[Dataset items]
=======

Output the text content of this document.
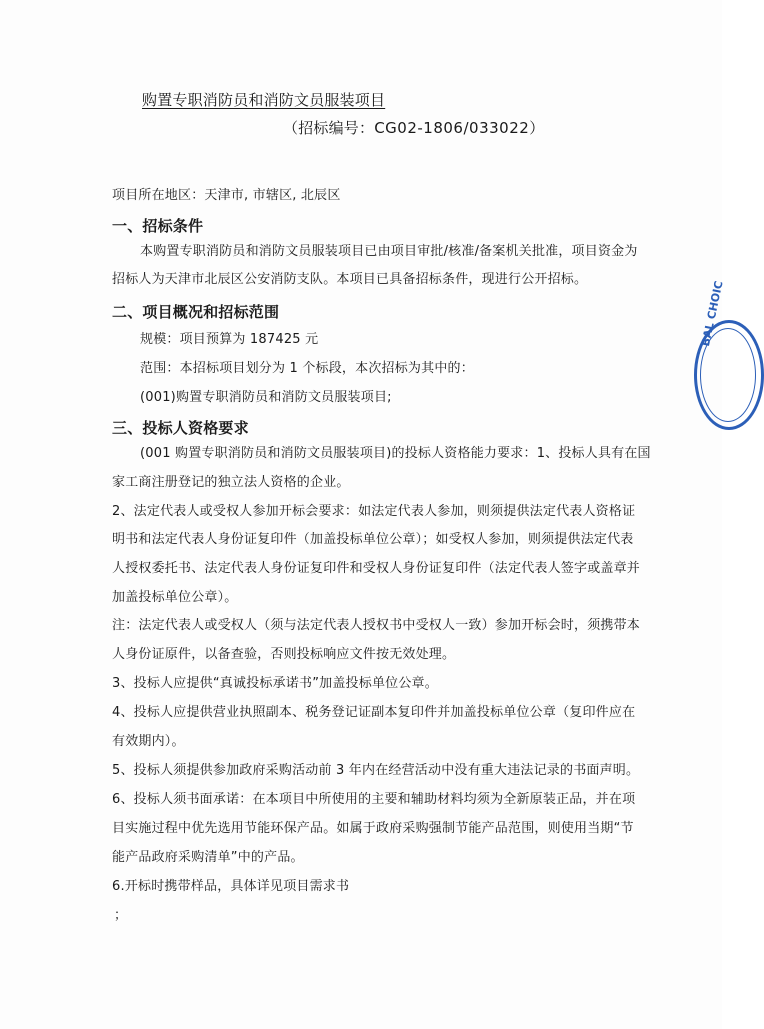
购置专职消防员和消防文员服装项目
（招标编号：CG02-1806/033022）
项目所在地区：天津市, 市辖区, 北辰区
一、招标条件
本购置专职消防员和消防文员服装项目已由项目审批/核准/备案机关批准，项目资金为
招标人为天津市北辰区公安消防支队。本项目已具备招标条件，现进行公开招标。
二、项目概况和招标范围
规模：项目预算为 187425 元
范围：本招标项目划分为 1 个标段，本次招标为其中的：
(001)购置专职消防员和消防文员服装项目;
三、投标人资格要求
(001 购置专职消防员和消防文员服装项目)的投标人资格能力要求：1、投标人具有在国
家工商注册登记的独立法人资格的企业。
2、法定代表人或受权人参加开标会要求：如法定代表人参加，则须提供法定代表人资格证
明书和法定代表人身份证复印件（加盖投标单位公章）；如受权人参加，则须提供法定代表
人授权委托书、法定代表人身份证复印件和受权人身份证复印件（法定代表人签字或盖章并
加盖投标单位公章）。
注：法定代表人或受权人（须与法定代表人授权书中受权人一致）参加开标会时，须携带本
人身份证原件，以备查验，否则投标响应文件按无效处理。
3、投标人应提供“真诚投标承诺书”加盖投标单位公章。
4、投标人应提供营业执照副本、税务登记证副本复印件并加盖投标单位公章（复印件应在
有效期内）。
5、投标人须提供参加政府采购活动前 3 年内在经营活动中没有重大违法记录的书面声明。
6、投标人须书面承诺：在本项目中所使用的主要和辅助材料均须为全新原装正品，并在项
目实施过程中优先选用节能环保产品。如属于政府采购强制节能产品范围，则使用当期“节
能产品政府采购清单”中的产品。
6.开标时携带样品，具体详见项目需求书
；
BAL CHOIC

=======

To be done –
Strip the images and reproduce the remaining records precisely.

Completed task –
Output the text content of this document.
购置专职消防员和消防文员服装项目
（招标编号：CG02-1806/033022）
项目所在地区：天津市, 市辖区, 北辰区
一、招标条件
本购置专职消防员和消防文员服装项目已由项目审批/核准/备案机关批准，项目资金为
招标人为天津市北辰区公安消防支队。本项目已具备招标条件，现进行公开招标。
二、项目概况和招标范围
规模：项目预算为 187425 元
范围：本招标项目划分为 1 个标段，本次招标为其中的：
(001)购置专职消防员和消防文员服装项目;
三、投标人资格要求
(001 购置专职消防员和消防文员服装项目)的投标人资格能力要求：1、投标人具有在国
家工商注册登记的独立法人资格的企业。
2、法定代表人或受权人参加开标会要求：如法定代表人参加，则须提供法定代表人资格证
明书和法定代表人身份证复印件（加盖投标单位公章）；如受权人参加，则须提供法定代表
人授权委托书、法定代表人身份证复印件和受权人身份证复印件（法定代表人签字或盖章并
加盖投标单位公章）。
注：法定代表人或受权人（须与法定代表人授权书中受权人一致）参加开标会时，须携带本
人身份证原件，以备查验，否则投标响应文件按无效处理。
3、投标人应提供“真诚投标承诺书”加盖投标单位公章。
4、投标人应提供营业执照副本、税务登记证副本复印件并加盖投标单位公章（复印件应在
有效期内）。
5、投标人须提供参加政府采购活动前 3 年内在经营活动中没有重大违法记录的书面声明。
6、投标人须书面承诺：在本项目中所使用的主要和辅助材料均须为全新原装正品，并在项
目实施过程中优先选用节能环保产品。如属于政府采购强制节能产品范围，则使用当期“节
能产品政府采购清单”中的产品。
6.开标时携带样品，具体详见项目需求书
；
BAL CHOIC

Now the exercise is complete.